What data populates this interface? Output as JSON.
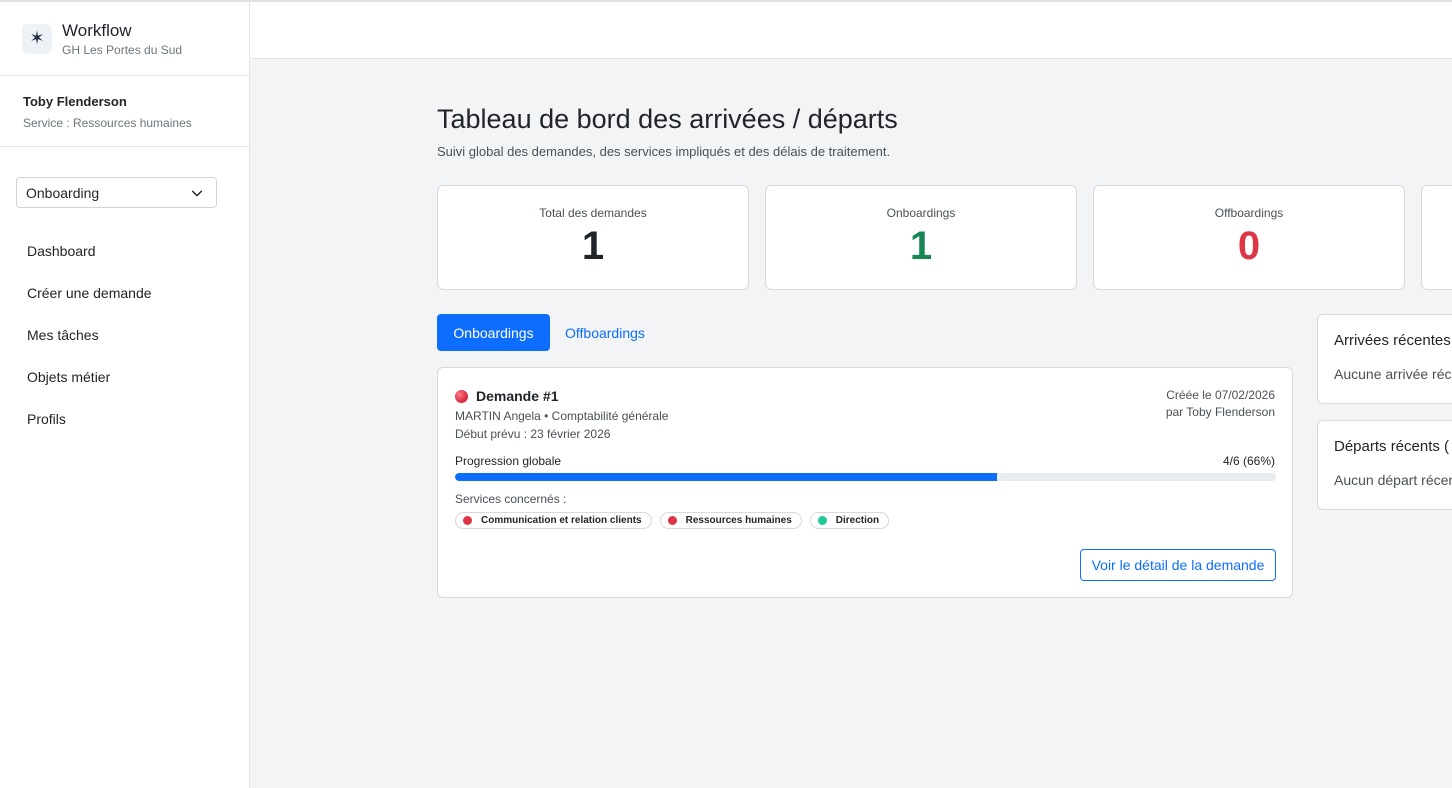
{
  "brand": {
    "title": "Workflow",
    "subtitle": "GH Les Portes du Sud",
    "logo_icon": "✶"
  },
  "user": {
    "name": "Toby Flenderson",
    "service": "Service : Ressources humaines"
  },
  "workflow_select": {
    "value": "Onboarding"
  },
  "nav": [
    {
      "label": "Dashboard"
    },
    {
      "label": "Créer une demande"
    },
    {
      "label": "Mes tâches"
    },
    {
      "label": "Objets métier"
    },
    {
      "label": "Profils"
    }
  ],
  "page": {
    "title": "Tableau de bord des arrivées / départs",
    "subtitle": "Suivi global des demandes, des services impliqués et des délais de traitement."
  },
  "stats": [
    {
      "label": "Total des demandes",
      "value": "1",
      "color": "#212529"
    },
    {
      "label": "Onboardings",
      "value": "1",
      "color": "#198754"
    },
    {
      "label": "Offboardings",
      "value": "0",
      "color": "#dc3545"
    }
  ],
  "tabs": {
    "active": "Onboardings",
    "inactive": "Offboardings"
  },
  "request": {
    "title": "Demande #1",
    "status_color": "#dc3545",
    "line1": "MARTIN Angela • Comptabilité générale",
    "line2": "Début prévu : 23 février 2026",
    "created_on": "Créée le 07/02/2026",
    "created_by": "par Toby Flenderson",
    "progress_label": "Progression globale",
    "progress_text": "4/6 (66%)",
    "progress_fraction": 0.66,
    "services_label": "Services concernés :",
    "services": [
      {
        "name": "Communication et relation clients",
        "color": "#dc3545"
      },
      {
        "name": "Ressources humaines",
        "color": "#dc3545"
      },
      {
        "name": "Direction",
        "color": "#20c997"
      }
    ],
    "detail_button": "Voir le détail de la demande"
  },
  "recent_arrivals": {
    "title": "Arrivées récentes",
    "empty": "Aucune arrivée réce"
  },
  "recent_departures": {
    "title": "Départs récents (",
    "empty": "Aucun départ récer"
  }
}
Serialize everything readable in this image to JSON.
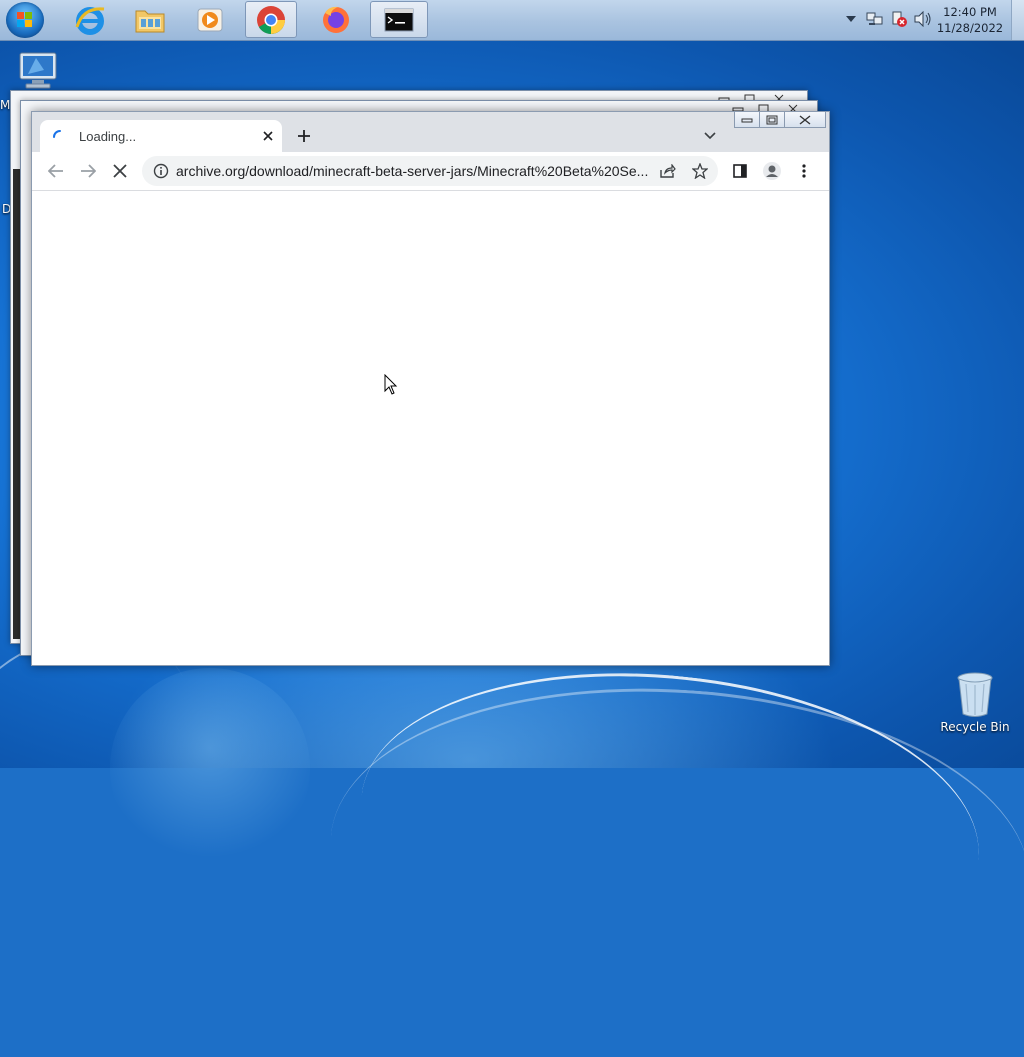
{
  "taskbar": {
    "pinned": [
      "windows-orb",
      "internet-explorer",
      "windows-explorer",
      "media-player",
      "chrome",
      "firefox",
      "command-prompt"
    ],
    "clock": {
      "time": "12:40 PM",
      "date": "11/28/2022"
    }
  },
  "desktop": {
    "icons": [
      {
        "name": "computer-icon",
        "label": "M"
      },
      {
        "name": "recycle-bin-icon",
        "label": "Recycle Bin"
      }
    ],
    "partial_label": "D"
  },
  "browser": {
    "tab_title": "Loading...",
    "url": "archive.org/download/minecraft-beta-server-jars/Minecraft%20Beta%20Se..."
  },
  "colors": {
    "accent": "#1a73e8",
    "tabstrip": "#dee1e6"
  }
}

--------------------

#### [Instructions for the task]
All entries must be written out again exactly as given, with no pictures in the copy.

#### [Exercise result]
What data populates this interface? Output as JSON.
{
  "brand": {
    "title": "Workflow",
    "subtitle": "GH Les Portes du Sud",
    "logo_icon": "✶"
  },
  "user": {
    "name": "Toby Flenderson",
    "service": "Service : Ressources humaines"
  },
  "workflow_select": {
    "value": "Onboarding"
  },
  "nav": [
    {
      "label": "Dashboard"
    },
    {
      "label": "Créer une demande"
    },
    {
      "label": "Mes tâches"
    },
    {
      "label": "Objets métier"
    },
    {
      "label": "Profils"
    }
  ],
  "page": {
    "title": "Tableau de bord des arrivées / départs",
    "subtitle": "Suivi global des demandes, des services impliqués et des délais de traitement."
  },
  "stats": [
    {
      "label": "Total des demandes",
      "value": "1",
      "color": "#212529"
    },
    {
      "label": "Onboardings",
      "value": "1",
      "color": "#198754"
    },
    {
      "label": "Offboardings",
      "value": "0",
      "color": "#dc3545"
    }
  ],
  "tabs": {
    "active": "Onboardings",
    "inactive": "Offboardings"
  },
  "request": {
    "title": "Demande #1",
    "status_color": "#dc3545",
    "line1": "MARTIN Angela • Comptabilité générale",
    "line2": "Début prévu : 23 février 2026",
    "created_on": "Créée le 07/02/2026",
    "created_by": "par Toby Flenderson",
    "progress_label": "Progression globale",
    "progress_text": "4/6 (66%)",
    "progress_fraction": 0.66,
    "services_label": "Services concernés :",
    "services": [
      {
        "name": "Communication et relation clients",
        "color": "#dc3545"
      },
      {
        "name": "Ressources humaines",
        "color": "#dc3545"
      },
      {
        "name": "Direction",
        "color": "#20c997"
      }
    ],
    "detail_button": "Voir le détail de la demande"
  },
  "recent_arrivals": {
    "title": "Arrivées récentes",
    "empty": "Aucune arrivée réce"
  },
  "recent_departures": {
    "title": "Départs récents (",
    "empty": "Aucun départ récer"
  }
}
Serialize everything readable in this image to JSON.
{
  "taskbar": {
    "pinned": [
      "windows-orb",
      "internet-explorer",
      "windows-explorer",
      "media-player",
      "chrome",
      "firefox",
      "command-prompt"
    ],
    "clock": {
      "time": "12:40 PM",
      "date": "11/28/2022"
    }
  },
  "desktop": {
    "icons": [
      {
        "name": "computer-icon",
        "label": "M"
      },
      {
        "name": "recycle-bin-icon",
        "label": "Recycle Bin"
      }
    ],
    "partial_label": "D"
  },
  "browser": {
    "tab_title": "Loading...",
    "url": "archive.org/download/minecraft-beta-server-jars/Minecraft%20Beta%20Se..."
  },
  "colors": {
    "accent": "#1a73e8",
    "tabstrip": "#dee1e6"
  }
}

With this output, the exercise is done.